AVAILABLE RECORDS:
** Begin **
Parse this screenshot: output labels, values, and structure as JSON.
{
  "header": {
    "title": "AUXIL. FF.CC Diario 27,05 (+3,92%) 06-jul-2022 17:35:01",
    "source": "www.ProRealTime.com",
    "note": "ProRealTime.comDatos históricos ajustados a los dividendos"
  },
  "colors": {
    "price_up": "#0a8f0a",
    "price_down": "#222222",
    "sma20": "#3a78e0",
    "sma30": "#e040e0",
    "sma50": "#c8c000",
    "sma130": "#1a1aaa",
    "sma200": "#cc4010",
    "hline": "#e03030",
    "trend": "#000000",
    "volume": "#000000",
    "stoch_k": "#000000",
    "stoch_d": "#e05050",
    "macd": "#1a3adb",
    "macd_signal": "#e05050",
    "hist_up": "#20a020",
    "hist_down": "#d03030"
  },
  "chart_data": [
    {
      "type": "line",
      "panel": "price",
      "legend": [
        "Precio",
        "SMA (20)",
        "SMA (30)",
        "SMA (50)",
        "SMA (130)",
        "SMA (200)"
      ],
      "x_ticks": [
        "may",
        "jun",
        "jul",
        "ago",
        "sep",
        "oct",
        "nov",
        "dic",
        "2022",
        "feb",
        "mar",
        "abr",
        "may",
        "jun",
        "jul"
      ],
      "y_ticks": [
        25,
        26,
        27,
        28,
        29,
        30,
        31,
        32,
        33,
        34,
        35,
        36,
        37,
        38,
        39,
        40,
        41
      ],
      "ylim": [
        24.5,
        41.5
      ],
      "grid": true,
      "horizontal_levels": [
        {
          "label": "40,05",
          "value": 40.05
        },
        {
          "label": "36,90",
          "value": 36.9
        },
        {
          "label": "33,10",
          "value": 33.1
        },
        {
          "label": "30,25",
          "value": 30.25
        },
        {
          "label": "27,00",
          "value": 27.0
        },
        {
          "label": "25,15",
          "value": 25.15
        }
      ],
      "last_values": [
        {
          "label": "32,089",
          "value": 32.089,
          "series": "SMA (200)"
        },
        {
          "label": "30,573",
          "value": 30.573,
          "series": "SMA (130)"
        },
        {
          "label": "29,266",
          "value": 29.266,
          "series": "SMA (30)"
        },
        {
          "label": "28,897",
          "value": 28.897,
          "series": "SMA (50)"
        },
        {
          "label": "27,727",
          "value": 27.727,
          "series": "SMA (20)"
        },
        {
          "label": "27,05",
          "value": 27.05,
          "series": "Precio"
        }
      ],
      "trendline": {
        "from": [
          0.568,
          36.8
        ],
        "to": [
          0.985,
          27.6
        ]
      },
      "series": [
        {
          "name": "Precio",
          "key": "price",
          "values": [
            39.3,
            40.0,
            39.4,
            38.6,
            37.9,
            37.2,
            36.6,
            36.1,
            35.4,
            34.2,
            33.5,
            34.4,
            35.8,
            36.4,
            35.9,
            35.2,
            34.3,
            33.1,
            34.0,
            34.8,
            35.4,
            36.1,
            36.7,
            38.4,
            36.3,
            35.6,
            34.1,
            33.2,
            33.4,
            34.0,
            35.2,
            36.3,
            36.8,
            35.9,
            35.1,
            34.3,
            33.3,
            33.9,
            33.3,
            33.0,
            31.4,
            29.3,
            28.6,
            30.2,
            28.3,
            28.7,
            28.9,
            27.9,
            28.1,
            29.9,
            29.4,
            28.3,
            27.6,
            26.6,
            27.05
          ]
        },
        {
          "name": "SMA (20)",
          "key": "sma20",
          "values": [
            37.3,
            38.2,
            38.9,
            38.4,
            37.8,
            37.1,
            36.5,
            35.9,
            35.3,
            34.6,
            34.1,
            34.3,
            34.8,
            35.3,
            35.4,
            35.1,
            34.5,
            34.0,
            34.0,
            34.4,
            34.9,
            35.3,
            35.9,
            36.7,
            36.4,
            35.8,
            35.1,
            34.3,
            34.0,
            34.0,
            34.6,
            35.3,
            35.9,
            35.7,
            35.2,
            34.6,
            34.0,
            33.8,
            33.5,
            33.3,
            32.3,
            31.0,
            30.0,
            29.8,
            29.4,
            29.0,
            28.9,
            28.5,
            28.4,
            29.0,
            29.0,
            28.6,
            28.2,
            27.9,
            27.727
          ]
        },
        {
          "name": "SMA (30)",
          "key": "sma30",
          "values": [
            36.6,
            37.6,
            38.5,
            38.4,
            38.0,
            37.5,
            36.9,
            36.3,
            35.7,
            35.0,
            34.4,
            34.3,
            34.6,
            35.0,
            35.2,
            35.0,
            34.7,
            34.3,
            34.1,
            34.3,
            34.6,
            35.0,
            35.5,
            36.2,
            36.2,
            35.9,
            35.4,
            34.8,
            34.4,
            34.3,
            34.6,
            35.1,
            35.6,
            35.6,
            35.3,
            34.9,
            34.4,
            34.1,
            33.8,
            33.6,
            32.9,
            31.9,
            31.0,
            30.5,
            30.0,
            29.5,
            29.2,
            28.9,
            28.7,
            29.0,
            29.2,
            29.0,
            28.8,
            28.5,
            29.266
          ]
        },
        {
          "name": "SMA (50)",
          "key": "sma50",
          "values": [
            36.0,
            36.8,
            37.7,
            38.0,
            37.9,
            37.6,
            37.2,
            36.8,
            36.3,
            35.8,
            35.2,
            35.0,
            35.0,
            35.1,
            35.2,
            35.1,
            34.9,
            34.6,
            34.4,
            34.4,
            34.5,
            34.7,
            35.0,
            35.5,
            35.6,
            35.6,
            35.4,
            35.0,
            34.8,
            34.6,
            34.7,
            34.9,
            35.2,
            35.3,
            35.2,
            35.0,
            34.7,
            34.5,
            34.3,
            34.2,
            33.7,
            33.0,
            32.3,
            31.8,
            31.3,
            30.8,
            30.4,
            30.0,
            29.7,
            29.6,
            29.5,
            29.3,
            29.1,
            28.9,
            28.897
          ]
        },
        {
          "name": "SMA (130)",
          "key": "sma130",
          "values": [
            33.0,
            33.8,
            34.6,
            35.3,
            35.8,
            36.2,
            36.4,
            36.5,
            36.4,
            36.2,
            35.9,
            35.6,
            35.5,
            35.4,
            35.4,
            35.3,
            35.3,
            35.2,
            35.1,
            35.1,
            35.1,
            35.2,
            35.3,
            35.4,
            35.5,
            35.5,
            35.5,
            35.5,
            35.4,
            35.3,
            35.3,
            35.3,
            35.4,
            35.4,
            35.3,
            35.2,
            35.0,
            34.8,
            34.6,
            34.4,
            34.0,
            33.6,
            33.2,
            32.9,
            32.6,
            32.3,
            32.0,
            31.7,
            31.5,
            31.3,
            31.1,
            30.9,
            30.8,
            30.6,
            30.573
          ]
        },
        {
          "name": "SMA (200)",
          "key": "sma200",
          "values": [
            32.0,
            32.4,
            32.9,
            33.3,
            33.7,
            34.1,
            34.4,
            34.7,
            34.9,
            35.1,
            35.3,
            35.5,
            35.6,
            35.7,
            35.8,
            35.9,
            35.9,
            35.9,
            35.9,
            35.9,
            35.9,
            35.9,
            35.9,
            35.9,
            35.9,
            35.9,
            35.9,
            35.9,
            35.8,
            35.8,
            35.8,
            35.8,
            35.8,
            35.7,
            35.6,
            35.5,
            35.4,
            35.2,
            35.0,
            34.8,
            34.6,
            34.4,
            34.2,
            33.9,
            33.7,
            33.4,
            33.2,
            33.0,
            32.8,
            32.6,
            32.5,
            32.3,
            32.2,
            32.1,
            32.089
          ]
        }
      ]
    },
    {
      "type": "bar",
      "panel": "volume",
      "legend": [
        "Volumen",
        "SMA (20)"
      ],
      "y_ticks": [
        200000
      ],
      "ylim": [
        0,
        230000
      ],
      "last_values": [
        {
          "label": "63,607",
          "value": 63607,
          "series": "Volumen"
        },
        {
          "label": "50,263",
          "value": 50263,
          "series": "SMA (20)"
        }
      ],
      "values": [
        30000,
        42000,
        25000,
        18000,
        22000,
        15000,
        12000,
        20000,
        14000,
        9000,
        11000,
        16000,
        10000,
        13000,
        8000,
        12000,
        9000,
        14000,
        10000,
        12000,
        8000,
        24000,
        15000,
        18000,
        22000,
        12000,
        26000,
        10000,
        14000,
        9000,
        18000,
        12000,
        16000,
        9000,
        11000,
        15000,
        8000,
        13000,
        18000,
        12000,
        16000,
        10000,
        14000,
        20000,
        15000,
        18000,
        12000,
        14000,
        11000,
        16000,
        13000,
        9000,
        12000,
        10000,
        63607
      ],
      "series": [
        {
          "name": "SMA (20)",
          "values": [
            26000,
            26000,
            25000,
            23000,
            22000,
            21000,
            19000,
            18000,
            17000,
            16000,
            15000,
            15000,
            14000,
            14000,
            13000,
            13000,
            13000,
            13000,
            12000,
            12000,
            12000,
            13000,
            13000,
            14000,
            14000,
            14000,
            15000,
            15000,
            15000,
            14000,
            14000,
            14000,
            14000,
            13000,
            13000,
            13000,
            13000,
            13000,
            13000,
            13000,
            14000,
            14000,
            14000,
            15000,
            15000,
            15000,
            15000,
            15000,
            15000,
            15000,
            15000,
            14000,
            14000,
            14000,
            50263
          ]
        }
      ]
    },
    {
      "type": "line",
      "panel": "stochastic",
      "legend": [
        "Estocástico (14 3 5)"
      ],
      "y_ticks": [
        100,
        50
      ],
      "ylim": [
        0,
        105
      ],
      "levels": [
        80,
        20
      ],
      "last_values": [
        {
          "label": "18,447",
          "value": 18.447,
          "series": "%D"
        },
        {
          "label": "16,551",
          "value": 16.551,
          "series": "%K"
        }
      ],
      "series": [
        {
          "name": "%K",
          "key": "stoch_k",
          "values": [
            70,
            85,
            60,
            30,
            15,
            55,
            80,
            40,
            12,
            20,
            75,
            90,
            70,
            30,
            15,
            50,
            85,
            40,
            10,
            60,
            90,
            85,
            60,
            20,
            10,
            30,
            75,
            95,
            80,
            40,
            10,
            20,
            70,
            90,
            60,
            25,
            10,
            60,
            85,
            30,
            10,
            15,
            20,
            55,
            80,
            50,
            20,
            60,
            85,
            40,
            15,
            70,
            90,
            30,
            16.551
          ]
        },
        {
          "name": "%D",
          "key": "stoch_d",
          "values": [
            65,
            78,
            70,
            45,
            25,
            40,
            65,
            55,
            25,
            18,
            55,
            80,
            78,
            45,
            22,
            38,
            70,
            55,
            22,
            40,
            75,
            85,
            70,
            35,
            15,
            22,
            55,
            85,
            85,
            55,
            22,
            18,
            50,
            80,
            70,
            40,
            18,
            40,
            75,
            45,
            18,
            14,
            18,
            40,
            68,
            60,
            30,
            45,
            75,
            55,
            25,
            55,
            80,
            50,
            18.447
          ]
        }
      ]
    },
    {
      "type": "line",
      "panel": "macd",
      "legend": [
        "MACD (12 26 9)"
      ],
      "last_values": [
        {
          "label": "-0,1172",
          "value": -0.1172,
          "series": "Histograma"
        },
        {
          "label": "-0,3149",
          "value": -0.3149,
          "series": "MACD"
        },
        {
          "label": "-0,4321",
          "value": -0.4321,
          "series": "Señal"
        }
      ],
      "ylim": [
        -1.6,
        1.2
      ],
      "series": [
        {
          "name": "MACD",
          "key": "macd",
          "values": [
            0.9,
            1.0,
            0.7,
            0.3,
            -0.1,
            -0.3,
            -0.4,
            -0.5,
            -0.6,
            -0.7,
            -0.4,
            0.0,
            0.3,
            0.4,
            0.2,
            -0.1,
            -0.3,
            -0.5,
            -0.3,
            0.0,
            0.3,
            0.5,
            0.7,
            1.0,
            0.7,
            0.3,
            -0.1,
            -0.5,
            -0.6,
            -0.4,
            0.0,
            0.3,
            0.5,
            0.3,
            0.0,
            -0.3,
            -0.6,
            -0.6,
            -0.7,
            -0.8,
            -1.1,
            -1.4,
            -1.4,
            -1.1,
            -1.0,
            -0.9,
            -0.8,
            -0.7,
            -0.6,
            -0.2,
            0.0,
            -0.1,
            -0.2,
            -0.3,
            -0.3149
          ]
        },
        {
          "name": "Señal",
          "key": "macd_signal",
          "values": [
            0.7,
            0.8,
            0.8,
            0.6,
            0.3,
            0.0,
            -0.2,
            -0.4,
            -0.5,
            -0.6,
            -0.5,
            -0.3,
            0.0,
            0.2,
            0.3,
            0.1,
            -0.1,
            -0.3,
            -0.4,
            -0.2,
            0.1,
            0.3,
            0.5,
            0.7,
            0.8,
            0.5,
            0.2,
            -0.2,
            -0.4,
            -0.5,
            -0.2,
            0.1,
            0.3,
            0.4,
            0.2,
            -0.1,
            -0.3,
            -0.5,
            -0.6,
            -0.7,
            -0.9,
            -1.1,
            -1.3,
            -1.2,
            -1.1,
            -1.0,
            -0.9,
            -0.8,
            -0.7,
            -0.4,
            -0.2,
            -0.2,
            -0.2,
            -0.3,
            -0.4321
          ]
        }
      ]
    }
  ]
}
** End **
WRITTEN TASK: Determine the number of lines in the listing that hold the word "ProRealTime", and supply that number and nothing further.

SOLUTION: 2